> Data supplied:
◇ ◇ ◇ ◇ ◇ ◇ ◇
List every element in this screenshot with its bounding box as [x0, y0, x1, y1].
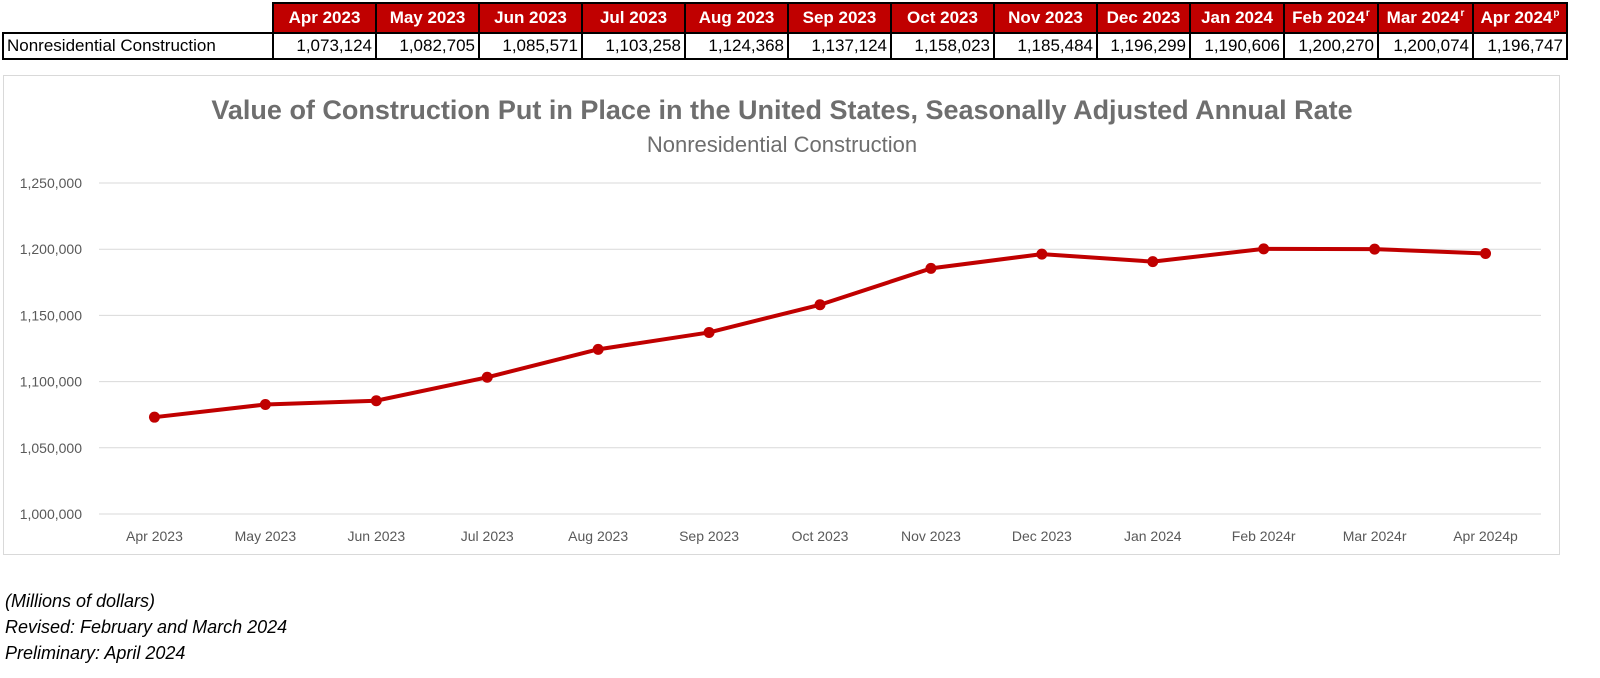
table-cell: 1,158,023	[890, 32, 995, 60]
column-header: Jan 2024	[1189, 2, 1285, 34]
data-point	[592, 343, 604, 355]
table-corner-cell	[3, 3, 274, 34]
x-tick-label: Oct 2023	[792, 528, 849, 544]
column-header: May 2023	[375, 2, 480, 34]
column-header: Apr 2024p	[1472, 2, 1568, 34]
column-header: Nov 2023	[993, 2, 1098, 34]
y-tick-label: 1,000,000	[20, 506, 82, 522]
table-cell: 1,137,124	[787, 32, 892, 60]
x-tick-label: Feb 2024r	[1232, 528, 1296, 544]
data-point	[259, 398, 271, 410]
preliminary-note: Preliminary: April 2024	[5, 643, 186, 663]
table-cell: 1,190,606	[1189, 32, 1285, 60]
data-point	[481, 371, 493, 383]
table-cell: 1,200,270	[1283, 32, 1379, 60]
notes: (Millions of dollars) Revised: February …	[5, 588, 287, 666]
data-table: Apr 2023 May 2023 Jun 2023 Jul 2023 Aug 2023…	[2, 2, 1568, 60]
x-tick-label: Nov 2023	[901, 528, 961, 544]
data-point	[1480, 248, 1492, 260]
y-tick-label: 1,050,000	[20, 440, 82, 456]
y-tick-label: 1,200,000	[20, 241, 82, 257]
table-cell: 1,200,074	[1377, 32, 1474, 60]
data-point	[814, 299, 826, 311]
revision-mark: r	[1460, 8, 1465, 19]
x-tick-label: May 2023	[235, 528, 297, 544]
column-header: Mar 2024r	[1377, 2, 1474, 34]
column-header: Jul 2023	[581, 2, 686, 34]
revision-mark: p	[1553, 8, 1560, 19]
line-chart: Value of Construction Put in Place in th…	[20, 95, 1541, 544]
table-cell: 1,124,368	[684, 32, 789, 60]
chart-panel: Value of Construction Put in Place in th…	[3, 75, 1560, 555]
data-point	[1036, 248, 1048, 260]
table-cell: 1,085,571	[478, 32, 583, 60]
x-tick-label: Jul 2023	[461, 528, 514, 544]
column-header: Sep 2023	[787, 2, 892, 34]
data-point	[703, 326, 715, 338]
table-cell: 1,103,258	[581, 32, 686, 60]
column-header: Apr 2023	[272, 2, 377, 34]
series-line	[154, 246, 1486, 420]
table-cell: 1,196,747	[1472, 32, 1568, 60]
x-tick-label: Sep 2023	[679, 528, 739, 544]
x-tick-label: Dec 2023	[1012, 528, 1072, 544]
column-header: Aug 2023	[684, 2, 789, 34]
data-point	[370, 395, 382, 407]
row-label: Nonresidential Construction	[2, 32, 274, 60]
y-tick-label: 1,150,000	[20, 307, 82, 323]
data-point	[1147, 256, 1159, 268]
revised-note: Revised: February and March 2024	[5, 617, 288, 637]
table-header-row: Apr 2023 May 2023 Jun 2023 Jul 2023 Aug 2023…	[3, 2, 1568, 34]
units-note: (Millions of dollars)	[5, 591, 156, 611]
x-tick-label: Mar 2024r	[1343, 528, 1407, 544]
column-header: Dec 2023	[1096, 2, 1191, 34]
table-row: Nonresidential Construction 1,073,124 1,0…	[2, 32, 1568, 60]
y-tick-label: 1,250,000	[20, 175, 82, 191]
column-header: Feb 2024r	[1283, 2, 1379, 34]
x-tick-label: Apr 2024p	[1453, 528, 1518, 544]
data-point	[148, 411, 160, 423]
data-point	[925, 262, 937, 274]
column-header: Oct 2023	[890, 2, 995, 34]
chart-subtitle: Nonresidential Construction	[647, 132, 917, 157]
table-cell: 1,196,299	[1096, 32, 1191, 60]
x-tick-label: Aug 2023	[568, 528, 628, 544]
x-tick-label: Jun 2023	[348, 528, 406, 544]
table-cell: 1,073,124	[272, 32, 377, 60]
data-point	[1258, 243, 1270, 255]
table-cell: 1,185,484	[993, 32, 1098, 60]
x-tick-label: Apr 2023	[126, 528, 183, 544]
table-cell: 1,082,705	[375, 32, 480, 60]
x-tick-label: Jan 2024	[1124, 528, 1182, 544]
chart-title: Value of Construction Put in Place in th…	[211, 95, 1352, 125]
revision-mark: r	[1365, 8, 1370, 19]
y-tick-label: 1,100,000	[20, 374, 82, 390]
column-header: Jun 2023	[478, 2, 583, 34]
data-point	[1369, 243, 1381, 255]
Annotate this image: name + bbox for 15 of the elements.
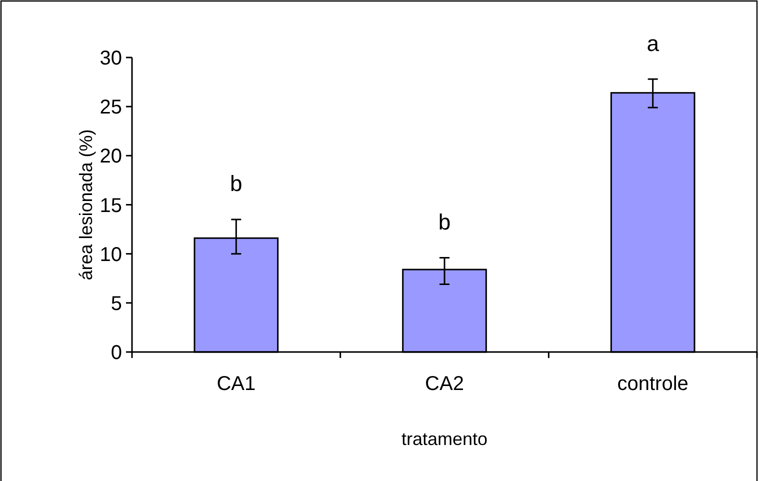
y-tick-label: 30 xyxy=(100,48,122,70)
annotation: b xyxy=(438,209,451,234)
text: a xyxy=(646,30,660,56)
x-tick-label: controle xyxy=(617,373,688,395)
x-tick-label: CA2 xyxy=(425,373,464,395)
y-axis-title: área lesionada (%) xyxy=(76,129,96,280)
y-tick-label: 15 xyxy=(100,194,122,217)
y-tick-label: 0 xyxy=(110,342,122,364)
y-tick-label: 10 xyxy=(100,244,122,266)
x-tick-label: CA1 xyxy=(216,373,256,395)
annotation: b xyxy=(230,171,242,196)
y-tick-label: 20 xyxy=(100,146,122,168)
y-tick-label: 5 xyxy=(110,292,122,315)
y-tick-label: 25 xyxy=(100,96,122,119)
x-axis-title: tratamento xyxy=(401,429,488,449)
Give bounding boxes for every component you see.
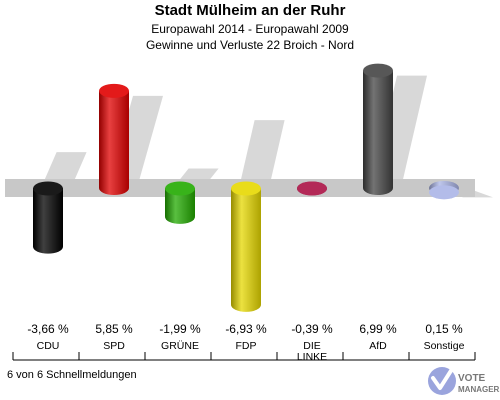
bar-sonstige (429, 181, 459, 200)
votemanager-logo: VOTE MANAGER.DE (428, 364, 500, 395)
category-label: FDP (236, 340, 257, 352)
value-label: -3,66 % (27, 322, 69, 336)
bar-top-cap (99, 83, 129, 98)
bar-top-cap (429, 185, 459, 200)
category-label: CDU (37, 340, 60, 352)
bar-bottom-cap (363, 181, 393, 195)
category-label: LINKE (297, 351, 327, 363)
bar-bottom-cap (165, 209, 195, 224)
bar-top-cap (165, 181, 195, 196)
bar-top-cap (231, 181, 261, 196)
category-label: AfD (369, 340, 387, 352)
value-labels: -3,66 % 5,85 % -1,99 % -6,93 % -0,39 % 6,99 %… (27, 322, 463, 336)
bar-body (231, 188, 261, 305)
logo-text-vote: VOTE (458, 373, 486, 384)
value-label: -0,39 % (291, 322, 333, 336)
category-label: SPD (103, 340, 125, 352)
bar-bottom-cap (231, 297, 261, 312)
chart-subtitle-district: Gewinne und Verluste 22 Broich - Nord (145, 38, 355, 52)
bar-body (363, 70, 393, 188)
value-label: 6,99 % (359, 322, 397, 336)
value-label: -1,99 % (159, 322, 201, 336)
bar-top-cap (33, 181, 63, 196)
bar-grüne (165, 181, 195, 224)
chart-subtitle-elections: Europawahl 2014 - Europawahl 2009 (151, 22, 349, 36)
chart-title: Stadt Mülheim an der Ruhr (154, 2, 346, 19)
bar-bottom-cap (33, 239, 63, 254)
category-label: Sonstige (424, 340, 465, 352)
logo-text-manager: MANAGER.DE (458, 385, 500, 394)
footer-status: 6 von 6 Schnellmeldungen (7, 369, 137, 381)
bar-bottom-cap (99, 181, 129, 195)
bar-top-cap (363, 63, 393, 78)
bar-cdu (33, 181, 63, 254)
bar-body (33, 188, 63, 247)
bar-afd (363, 63, 393, 195)
bar-top-cap (297, 181, 327, 196)
bar-die-linke (297, 181, 327, 196)
logo-checkmark-icon (431, 364, 456, 390)
bar-shadow (239, 120, 285, 188)
category-label: GRÜNE (161, 340, 199, 352)
value-label: 5,85 % (95, 322, 133, 336)
bar-body (99, 90, 129, 188)
category-label: DIE (303, 340, 321, 352)
bar-fdp (231, 181, 261, 312)
bar-spd (99, 83, 129, 195)
bars (33, 63, 459, 312)
value-label: -6,93 % (225, 322, 267, 336)
value-label: 0,15 % (425, 322, 463, 336)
◇ ◇ ◇ ◇ ◇ ◇ ◇
Copy out the stretch of the data from the line containing "32, 995, 60]" through the line containing "32, 892, 60]", keeping each line unchanged.

> Task result:
table-cell: 1,158,023	[890, 32, 995, 60]
column-header: Jan 2024	[1189, 2, 1285, 34]
data-point	[592, 343, 604, 355]
table-corner-cell	[3, 3, 274, 34]
x-tick-label: Oct 2023	[792, 528, 849, 544]
column-header: May 2023	[375, 2, 480, 34]
column-header: Apr 2024p	[1472, 2, 1568, 34]
column-header: Nov 2023	[993, 2, 1098, 34]
y-tick-label: 1,000,000	[20, 506, 82, 522]
table-cell: 1,137,124	[787, 32, 892, 60]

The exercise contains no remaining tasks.